- _TASK STATEMENT_: Reproduce the records. Keep every word exact and include no images.

-*-*-

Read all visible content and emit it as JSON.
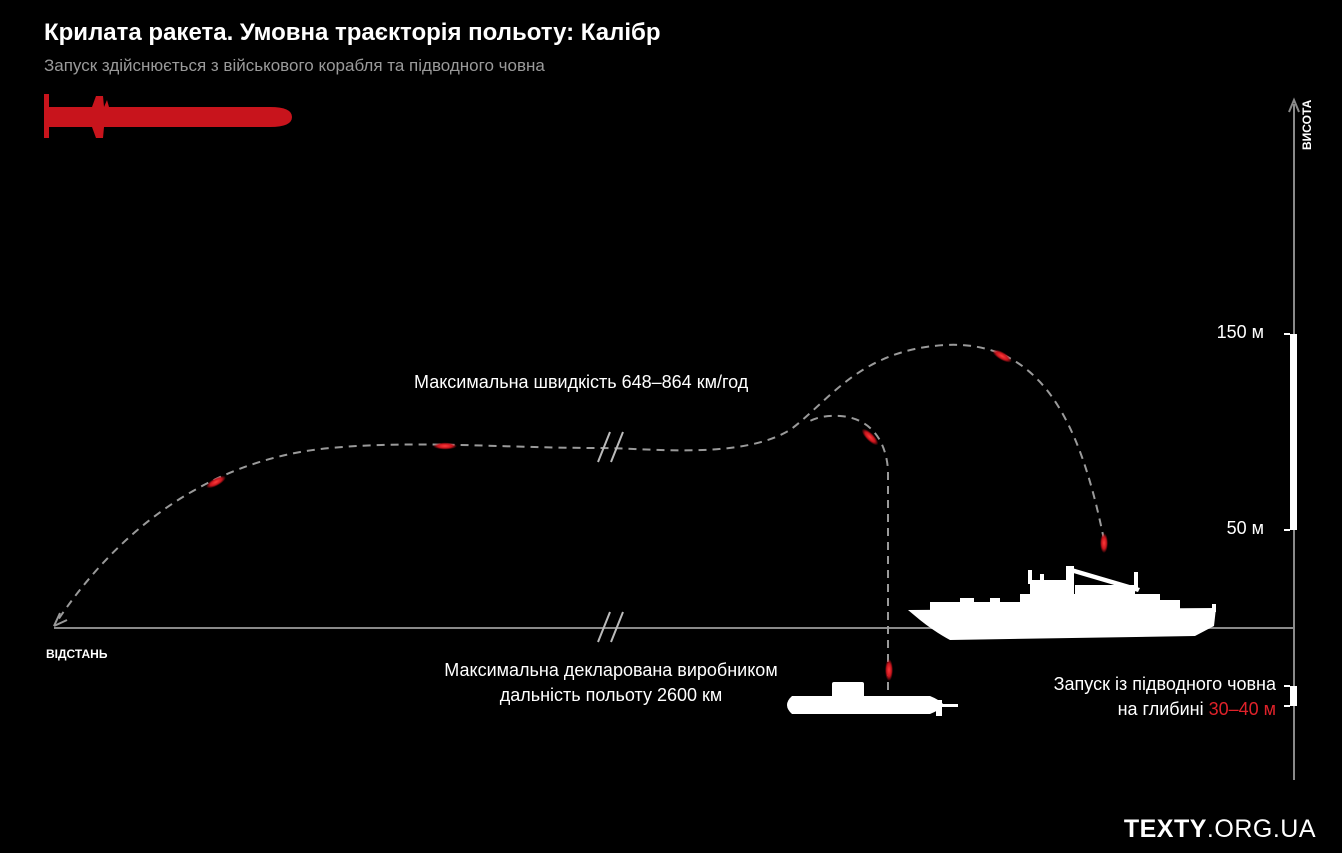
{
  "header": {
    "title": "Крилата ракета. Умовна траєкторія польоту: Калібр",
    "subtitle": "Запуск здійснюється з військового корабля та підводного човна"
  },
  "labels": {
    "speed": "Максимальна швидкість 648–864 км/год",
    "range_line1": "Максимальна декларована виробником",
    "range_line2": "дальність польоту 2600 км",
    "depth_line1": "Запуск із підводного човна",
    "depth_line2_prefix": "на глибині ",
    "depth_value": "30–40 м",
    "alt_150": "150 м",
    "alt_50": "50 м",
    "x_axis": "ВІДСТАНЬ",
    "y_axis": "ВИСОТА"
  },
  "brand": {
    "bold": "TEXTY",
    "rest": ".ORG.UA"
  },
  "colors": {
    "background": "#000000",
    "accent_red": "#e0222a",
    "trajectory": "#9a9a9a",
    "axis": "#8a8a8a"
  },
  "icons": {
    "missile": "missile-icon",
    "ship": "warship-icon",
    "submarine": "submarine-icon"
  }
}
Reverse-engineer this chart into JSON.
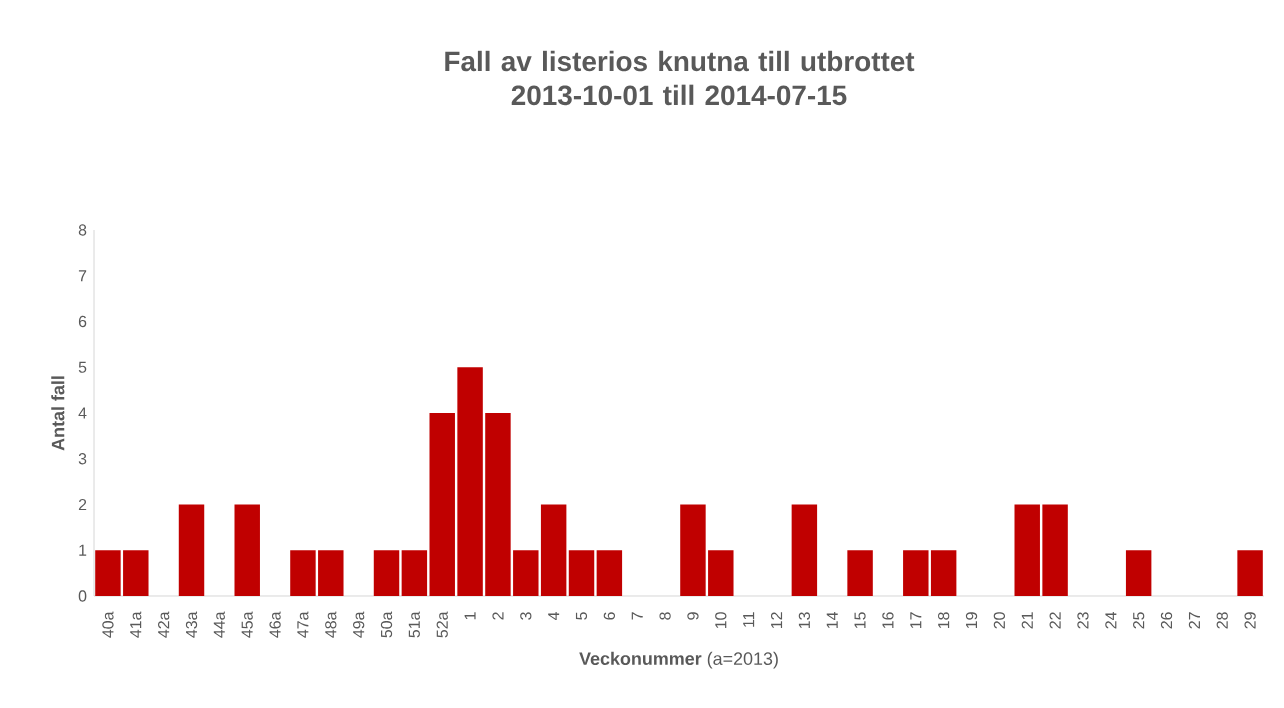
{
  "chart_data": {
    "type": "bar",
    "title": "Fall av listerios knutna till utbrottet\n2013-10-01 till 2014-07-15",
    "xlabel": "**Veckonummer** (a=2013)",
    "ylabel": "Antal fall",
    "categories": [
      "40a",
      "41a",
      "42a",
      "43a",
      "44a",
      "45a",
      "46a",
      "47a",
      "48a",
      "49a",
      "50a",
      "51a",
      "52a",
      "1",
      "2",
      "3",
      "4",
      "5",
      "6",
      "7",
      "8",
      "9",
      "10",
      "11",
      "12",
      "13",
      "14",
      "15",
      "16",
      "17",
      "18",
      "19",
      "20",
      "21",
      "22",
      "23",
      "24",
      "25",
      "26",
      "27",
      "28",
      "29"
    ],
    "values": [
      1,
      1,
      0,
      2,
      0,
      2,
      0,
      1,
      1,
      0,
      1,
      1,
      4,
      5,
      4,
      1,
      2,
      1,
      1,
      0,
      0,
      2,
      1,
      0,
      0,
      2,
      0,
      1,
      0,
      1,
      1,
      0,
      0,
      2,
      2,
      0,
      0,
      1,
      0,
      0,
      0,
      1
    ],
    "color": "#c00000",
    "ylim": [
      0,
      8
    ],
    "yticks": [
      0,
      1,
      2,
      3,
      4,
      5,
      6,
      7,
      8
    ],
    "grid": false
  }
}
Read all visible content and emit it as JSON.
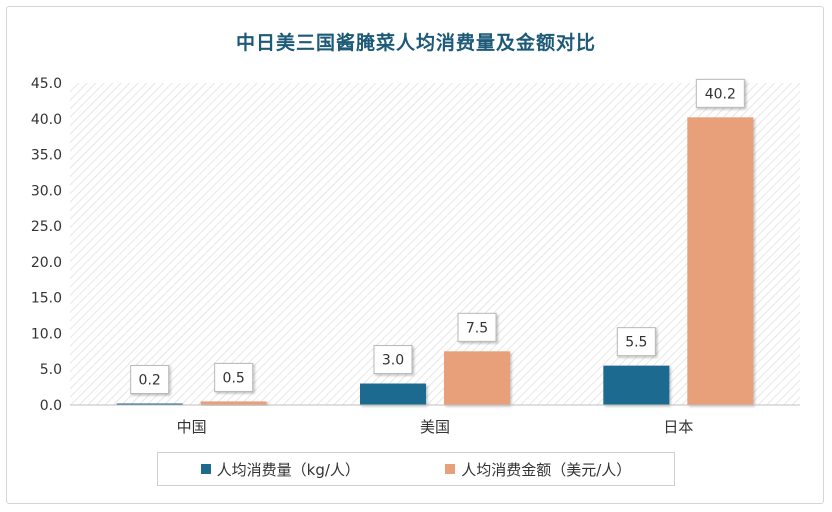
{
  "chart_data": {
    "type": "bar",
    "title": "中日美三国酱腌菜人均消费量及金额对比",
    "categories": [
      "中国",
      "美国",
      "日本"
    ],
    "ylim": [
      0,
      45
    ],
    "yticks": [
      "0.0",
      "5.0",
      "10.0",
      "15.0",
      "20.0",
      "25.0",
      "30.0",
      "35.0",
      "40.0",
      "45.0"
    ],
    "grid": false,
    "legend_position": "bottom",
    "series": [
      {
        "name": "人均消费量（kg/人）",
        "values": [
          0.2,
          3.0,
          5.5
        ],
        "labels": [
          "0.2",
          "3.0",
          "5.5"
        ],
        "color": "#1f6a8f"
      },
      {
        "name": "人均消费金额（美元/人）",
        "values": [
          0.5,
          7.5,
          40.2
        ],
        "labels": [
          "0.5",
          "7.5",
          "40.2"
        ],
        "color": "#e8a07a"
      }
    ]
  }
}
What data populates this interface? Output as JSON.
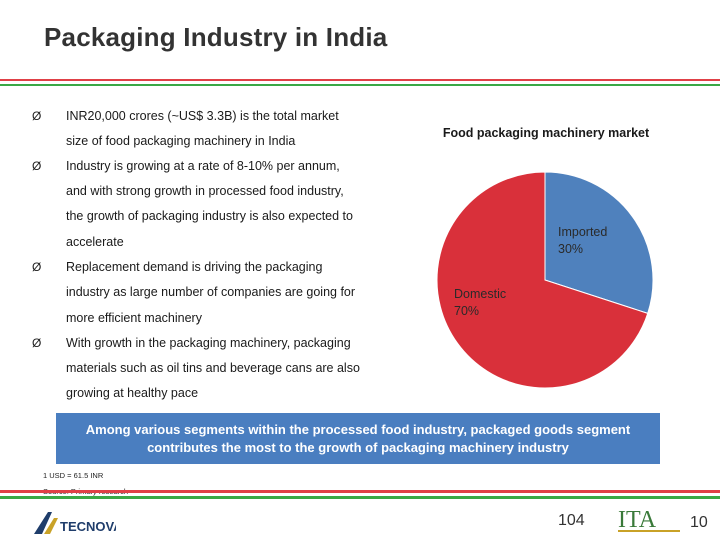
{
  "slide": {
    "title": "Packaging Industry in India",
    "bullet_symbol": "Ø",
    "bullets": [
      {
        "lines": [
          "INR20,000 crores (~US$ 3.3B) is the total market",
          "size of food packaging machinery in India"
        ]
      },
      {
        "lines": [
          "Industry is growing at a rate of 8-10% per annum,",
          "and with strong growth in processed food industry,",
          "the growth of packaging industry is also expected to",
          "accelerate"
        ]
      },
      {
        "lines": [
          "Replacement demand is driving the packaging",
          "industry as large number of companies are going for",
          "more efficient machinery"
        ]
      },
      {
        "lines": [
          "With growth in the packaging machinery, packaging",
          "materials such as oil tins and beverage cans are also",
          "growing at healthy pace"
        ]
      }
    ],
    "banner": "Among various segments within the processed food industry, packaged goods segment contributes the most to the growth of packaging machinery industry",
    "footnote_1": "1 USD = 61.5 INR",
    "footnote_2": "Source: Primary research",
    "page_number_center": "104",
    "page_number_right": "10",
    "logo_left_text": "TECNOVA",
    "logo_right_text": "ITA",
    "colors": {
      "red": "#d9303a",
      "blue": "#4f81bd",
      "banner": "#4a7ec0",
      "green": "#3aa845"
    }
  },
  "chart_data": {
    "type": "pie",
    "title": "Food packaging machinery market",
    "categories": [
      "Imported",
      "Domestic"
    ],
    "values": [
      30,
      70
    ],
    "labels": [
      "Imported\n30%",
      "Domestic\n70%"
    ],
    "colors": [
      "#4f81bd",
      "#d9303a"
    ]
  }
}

-*-*-

- _CORRECT RESPONSE_:
Read all visible content and emit it as JSON.
{
  "header": {
    "title": "Крилата ракета. Умовна траєкторія польоту: Калібр",
    "subtitle": "Запуск здійснюється з військового корабля та підводного човна"
  },
  "labels": {
    "speed": "Максимальна швидкість 648–864 км/год",
    "range_line1": "Максимальна декларована виробником",
    "range_line2": "дальність польоту 2600 км",
    "depth_line1": "Запуск із підводного човна",
    "depth_line2_prefix": "на глибині ",
    "depth_value": "30–40 м",
    "alt_150": "150 м",
    "alt_50": "50 м",
    "x_axis": "ВІДСТАНЬ",
    "y_axis": "ВИСОТА"
  },
  "brand": {
    "bold": "TEXTY",
    "rest": ".ORG.UA"
  },
  "colors": {
    "background": "#000000",
    "accent_red": "#e0222a",
    "trajectory": "#9a9a9a",
    "axis": "#8a8a8a"
  },
  "icons": {
    "missile": "missile-icon",
    "ship": "warship-icon",
    "submarine": "submarine-icon"
  }
}
Reverse-engineer this chart into JSON.
{
  "chart_data": {
    "type": "bar",
    "title": "Fall av listerios knutna till utbrottet\n2013-10-01 till 2014-07-15",
    "xlabel": "**Veckonummer** (a=2013)",
    "ylabel": "Antal fall",
    "categories": [
      "40a",
      "41a",
      "42a",
      "43a",
      "44a",
      "45a",
      "46a",
      "47a",
      "48a",
      "49a",
      "50a",
      "51a",
      "52a",
      "1",
      "2",
      "3",
      "4",
      "5",
      "6",
      "7",
      "8",
      "9",
      "10",
      "11",
      "12",
      "13",
      "14",
      "15",
      "16",
      "17",
      "18",
      "19",
      "20",
      "21",
      "22",
      "23",
      "24",
      "25",
      "26",
      "27",
      "28",
      "29"
    ],
    "values": [
      1,
      1,
      0,
      2,
      0,
      2,
      0,
      1,
      1,
      0,
      1,
      1,
      4,
      5,
      4,
      1,
      2,
      1,
      1,
      0,
      0,
      2,
      1,
      0,
      0,
      2,
      0,
      1,
      0,
      1,
      1,
      0,
      0,
      2,
      2,
      0,
      0,
      1,
      0,
      0,
      0,
      1
    ],
    "color": "#c00000",
    "ylim": [
      0,
      8
    ],
    "yticks": [
      0,
      1,
      2,
      3,
      4,
      5,
      6,
      7,
      8
    ],
    "grid": false
  }
}
Read all visible content and emit it as JSON.
{
  "chart_data": {
    "type": "bar",
    "title": "中日美三国酱腌菜人均消费量及金额对比",
    "categories": [
      "中国",
      "美国",
      "日本"
    ],
    "ylim": [
      0,
      45
    ],
    "yticks": [
      "0.0",
      "5.0",
      "10.0",
      "15.0",
      "20.0",
      "25.0",
      "30.0",
      "35.0",
      "40.0",
      "45.0"
    ],
    "grid": false,
    "legend_position": "bottom",
    "series": [
      {
        "name": "人均消费量（kg/人）",
        "values": [
          0.2,
          3.0,
          5.5
        ],
        "labels": [
          "0.2",
          "3.0",
          "5.5"
        ],
        "color": "#1f6a8f"
      },
      {
        "name": "人均消费金额（美元/人）",
        "values": [
          0.5,
          7.5,
          40.2
        ],
        "labels": [
          "0.5",
          "7.5",
          "40.2"
        ],
        "color": "#e8a07a"
      }
    ]
  }
}
What data populates this interface? Output as JSON.
{
  "slide": {
    "title": "Packaging Industry in India",
    "bullet_symbol": "Ø",
    "bullets": [
      {
        "lines": [
          "INR20,000 crores (~US$ 3.3B) is the total market",
          "size of food packaging machinery in India"
        ]
      },
      {
        "lines": [
          "Industry is growing at a rate of 8-10% per annum,",
          "and with strong growth in processed food industry,",
          "the growth of packaging industry is also expected to",
          "accelerate"
        ]
      },
      {
        "lines": [
          "Replacement demand is driving the packaging",
          "industry as large number of companies are going for",
          "more efficient machinery"
        ]
      },
      {
        "lines": [
          "With growth in the packaging machinery, packaging",
          "materials such as oil tins and beverage cans are also",
          "growing at healthy pace"
        ]
      }
    ],
    "banner": "Among various segments within the processed food industry, packaged goods segment contributes the most to the growth of packaging machinery industry",
    "footnote_1": "1 USD = 61.5 INR",
    "footnote_2": "Source: Primary research",
    "page_number_center": "104",
    "page_number_right": "10",
    "logo_left_text": "TECNOVA",
    "logo_right_text": "ITA",
    "colors": {
      "red": "#d9303a",
      "blue": "#4f81bd",
      "banner": "#4a7ec0",
      "green": "#3aa845"
    }
  },
  "chart_data": {
    "type": "pie",
    "title": "Food packaging machinery market",
    "categories": [
      "Imported",
      "Domestic"
    ],
    "values": [
      30,
      70
    ],
    "labels": [
      "Imported\n30%",
      "Domestic\n70%"
    ],
    "colors": [
      "#4f81bd",
      "#d9303a"
    ]
  }
}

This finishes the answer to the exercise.